_TASK STATEMENT:_
Go through the lines below and copy each one that holds the string "Read".
+++ DATASET ROWS
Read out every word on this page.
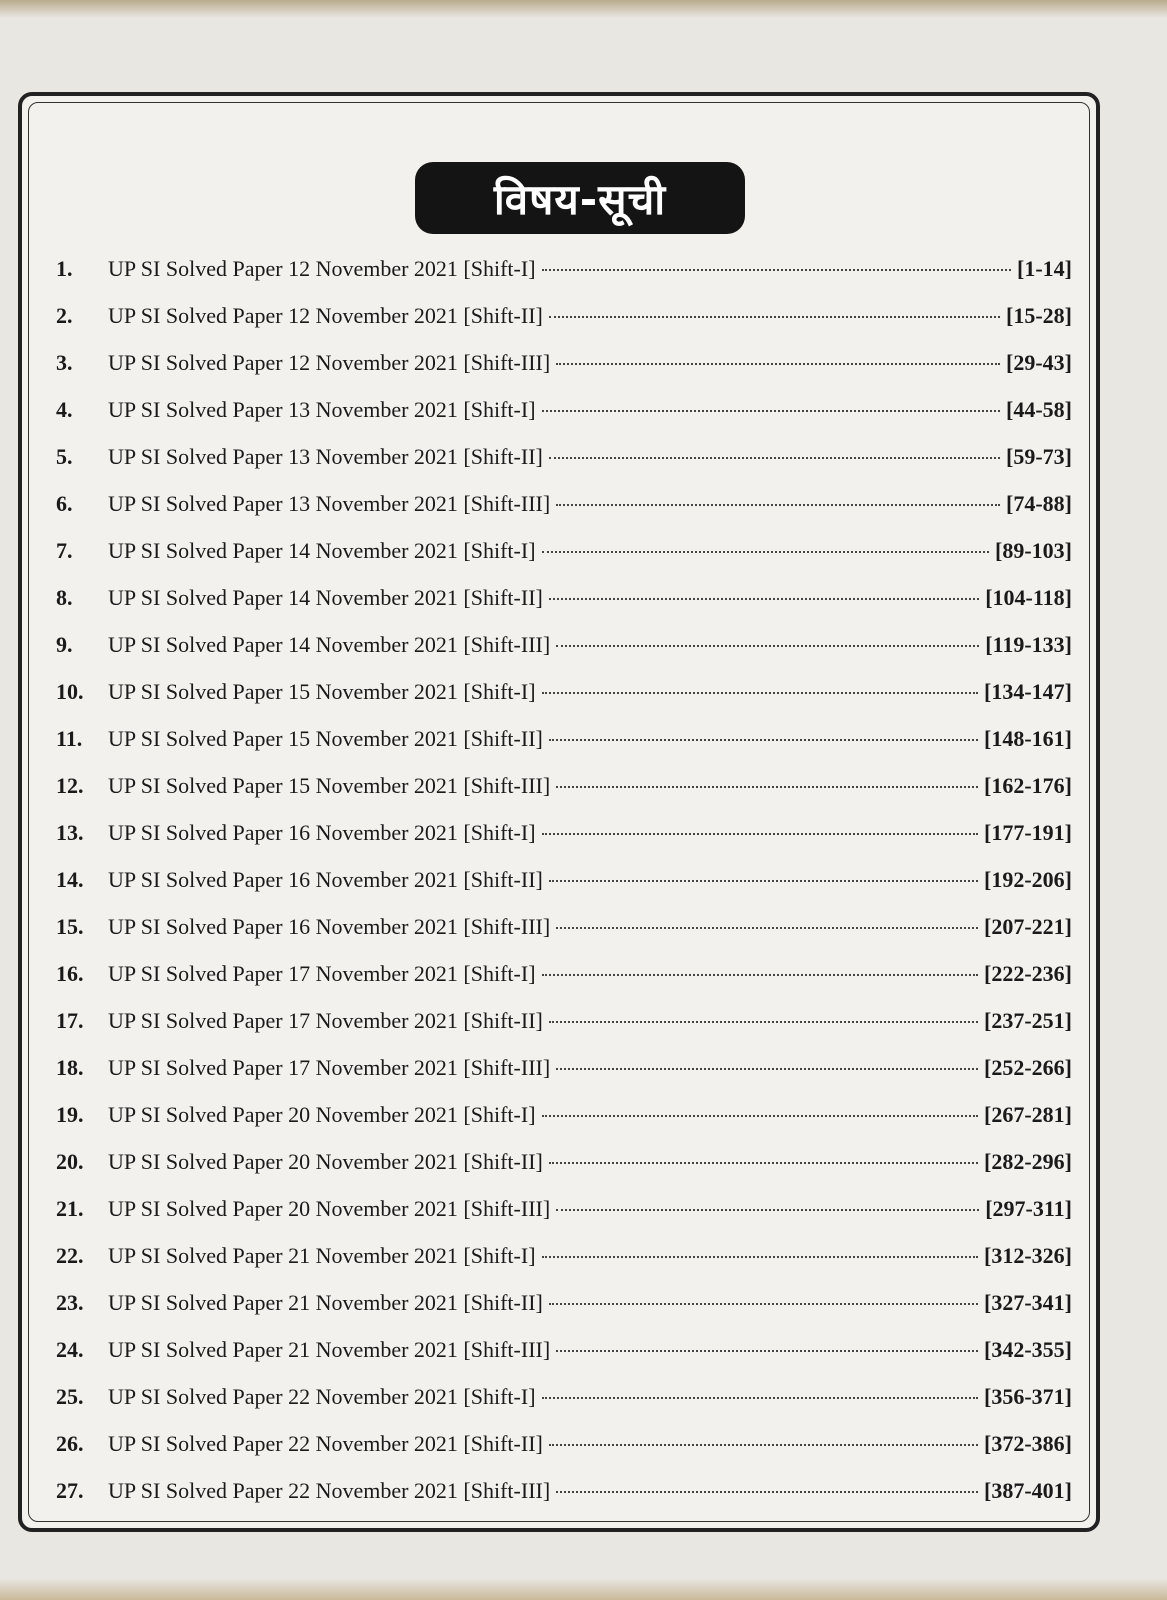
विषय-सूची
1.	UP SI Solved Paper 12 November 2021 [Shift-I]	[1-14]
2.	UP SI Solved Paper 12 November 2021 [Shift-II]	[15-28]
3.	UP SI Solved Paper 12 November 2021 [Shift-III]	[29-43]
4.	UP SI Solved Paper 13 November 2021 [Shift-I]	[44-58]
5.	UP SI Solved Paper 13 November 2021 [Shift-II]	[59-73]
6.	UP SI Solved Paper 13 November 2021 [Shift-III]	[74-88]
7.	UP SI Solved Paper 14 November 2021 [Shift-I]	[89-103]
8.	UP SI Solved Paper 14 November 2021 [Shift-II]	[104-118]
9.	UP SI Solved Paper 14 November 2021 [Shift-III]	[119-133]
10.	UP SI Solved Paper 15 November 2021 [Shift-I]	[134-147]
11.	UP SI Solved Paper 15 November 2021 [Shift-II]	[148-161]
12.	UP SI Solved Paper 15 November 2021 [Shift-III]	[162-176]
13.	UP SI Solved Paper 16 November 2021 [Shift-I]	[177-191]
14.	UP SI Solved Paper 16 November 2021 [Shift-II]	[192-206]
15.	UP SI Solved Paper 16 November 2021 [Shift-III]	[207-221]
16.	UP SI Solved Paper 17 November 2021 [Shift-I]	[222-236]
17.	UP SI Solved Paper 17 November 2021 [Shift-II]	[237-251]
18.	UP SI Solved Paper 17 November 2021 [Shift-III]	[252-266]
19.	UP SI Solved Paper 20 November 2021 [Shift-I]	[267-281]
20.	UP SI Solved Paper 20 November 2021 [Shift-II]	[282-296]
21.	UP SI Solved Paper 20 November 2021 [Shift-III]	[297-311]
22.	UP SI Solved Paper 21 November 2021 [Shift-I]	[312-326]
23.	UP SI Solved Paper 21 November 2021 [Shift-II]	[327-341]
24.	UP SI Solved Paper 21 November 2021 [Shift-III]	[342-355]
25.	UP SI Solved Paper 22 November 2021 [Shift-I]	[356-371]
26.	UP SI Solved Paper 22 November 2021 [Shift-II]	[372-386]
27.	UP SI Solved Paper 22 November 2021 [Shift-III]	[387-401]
++++++
+++ DATASET ROWS
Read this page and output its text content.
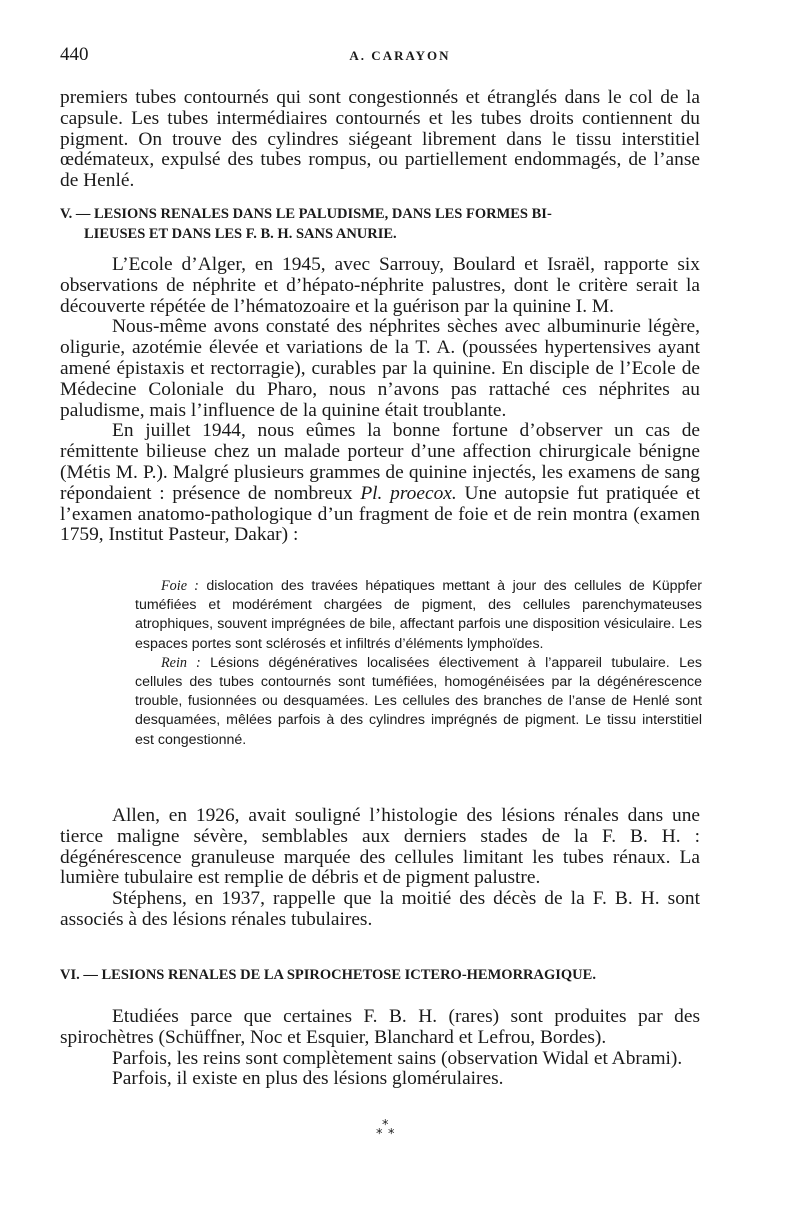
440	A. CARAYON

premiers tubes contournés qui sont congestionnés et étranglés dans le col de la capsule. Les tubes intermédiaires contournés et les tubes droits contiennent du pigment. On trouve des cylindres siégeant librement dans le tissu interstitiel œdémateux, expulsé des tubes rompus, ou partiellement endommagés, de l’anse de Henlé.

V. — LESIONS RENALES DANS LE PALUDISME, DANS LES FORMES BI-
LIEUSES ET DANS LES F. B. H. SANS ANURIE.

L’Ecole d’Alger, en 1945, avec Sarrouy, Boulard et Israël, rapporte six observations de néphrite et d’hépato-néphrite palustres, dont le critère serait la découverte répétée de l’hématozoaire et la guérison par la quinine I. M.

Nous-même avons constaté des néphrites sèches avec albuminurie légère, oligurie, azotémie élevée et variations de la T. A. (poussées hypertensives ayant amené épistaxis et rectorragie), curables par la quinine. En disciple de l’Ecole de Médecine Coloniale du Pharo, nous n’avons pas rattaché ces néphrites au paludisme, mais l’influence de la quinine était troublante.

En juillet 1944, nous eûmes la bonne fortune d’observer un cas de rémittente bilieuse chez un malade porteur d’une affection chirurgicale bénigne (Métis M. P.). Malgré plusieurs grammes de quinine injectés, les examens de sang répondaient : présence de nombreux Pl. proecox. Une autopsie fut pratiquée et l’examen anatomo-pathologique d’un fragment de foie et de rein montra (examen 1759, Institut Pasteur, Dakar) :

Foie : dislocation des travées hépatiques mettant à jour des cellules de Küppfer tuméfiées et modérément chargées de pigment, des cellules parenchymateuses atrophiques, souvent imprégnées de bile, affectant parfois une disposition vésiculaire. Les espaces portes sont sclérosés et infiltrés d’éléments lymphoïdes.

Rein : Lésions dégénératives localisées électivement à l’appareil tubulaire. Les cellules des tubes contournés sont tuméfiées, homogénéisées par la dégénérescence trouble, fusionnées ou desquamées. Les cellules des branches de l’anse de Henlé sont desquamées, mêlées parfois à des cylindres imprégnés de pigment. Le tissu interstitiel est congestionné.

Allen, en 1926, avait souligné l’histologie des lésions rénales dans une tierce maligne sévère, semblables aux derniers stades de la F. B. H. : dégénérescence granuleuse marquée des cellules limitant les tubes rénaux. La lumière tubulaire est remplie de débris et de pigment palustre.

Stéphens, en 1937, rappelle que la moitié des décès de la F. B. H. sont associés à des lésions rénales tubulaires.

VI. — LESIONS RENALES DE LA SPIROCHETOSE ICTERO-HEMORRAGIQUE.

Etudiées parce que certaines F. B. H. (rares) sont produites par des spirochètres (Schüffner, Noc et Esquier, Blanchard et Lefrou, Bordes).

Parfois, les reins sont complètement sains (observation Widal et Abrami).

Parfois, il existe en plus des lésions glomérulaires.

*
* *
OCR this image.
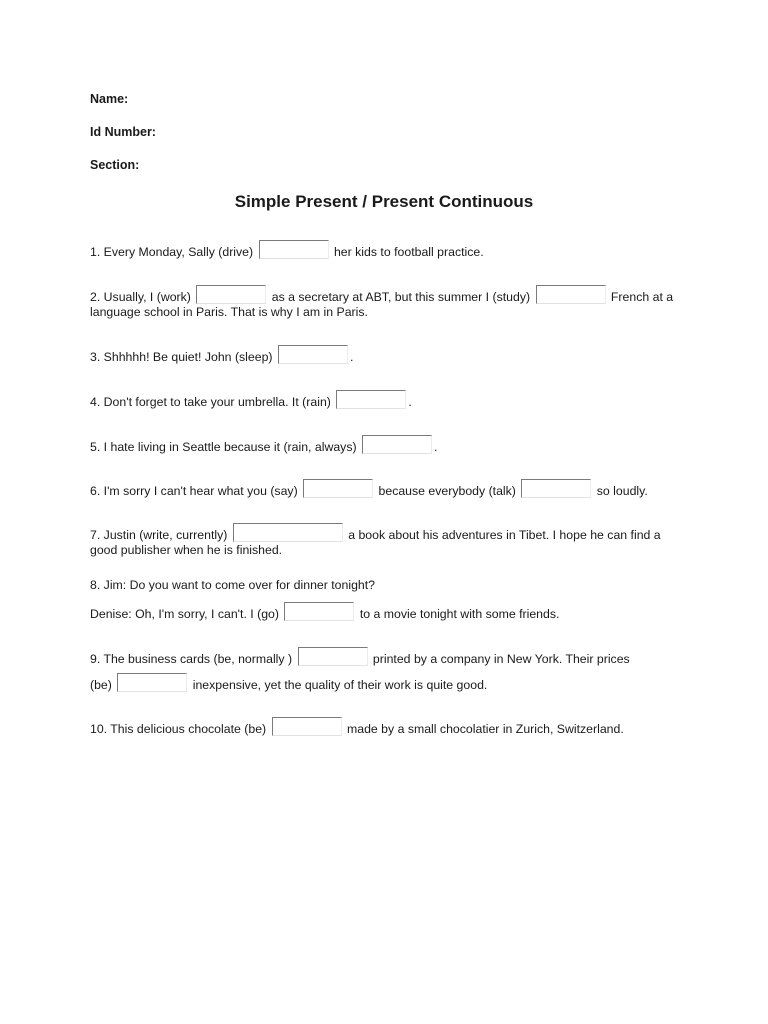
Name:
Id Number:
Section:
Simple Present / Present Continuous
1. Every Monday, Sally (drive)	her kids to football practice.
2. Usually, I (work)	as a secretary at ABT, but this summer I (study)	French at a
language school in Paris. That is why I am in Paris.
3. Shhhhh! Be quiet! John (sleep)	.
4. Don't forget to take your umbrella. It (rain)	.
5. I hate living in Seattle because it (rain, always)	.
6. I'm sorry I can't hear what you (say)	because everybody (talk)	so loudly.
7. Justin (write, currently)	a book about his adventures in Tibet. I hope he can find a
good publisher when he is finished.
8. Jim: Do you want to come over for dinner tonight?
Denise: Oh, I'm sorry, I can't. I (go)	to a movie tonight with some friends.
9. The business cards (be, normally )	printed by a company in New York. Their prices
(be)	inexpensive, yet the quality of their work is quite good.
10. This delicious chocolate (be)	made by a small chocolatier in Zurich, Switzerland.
++++++
_EXPECTED ANSWER:_
Read out every word on this page.
Read this page and output its text content.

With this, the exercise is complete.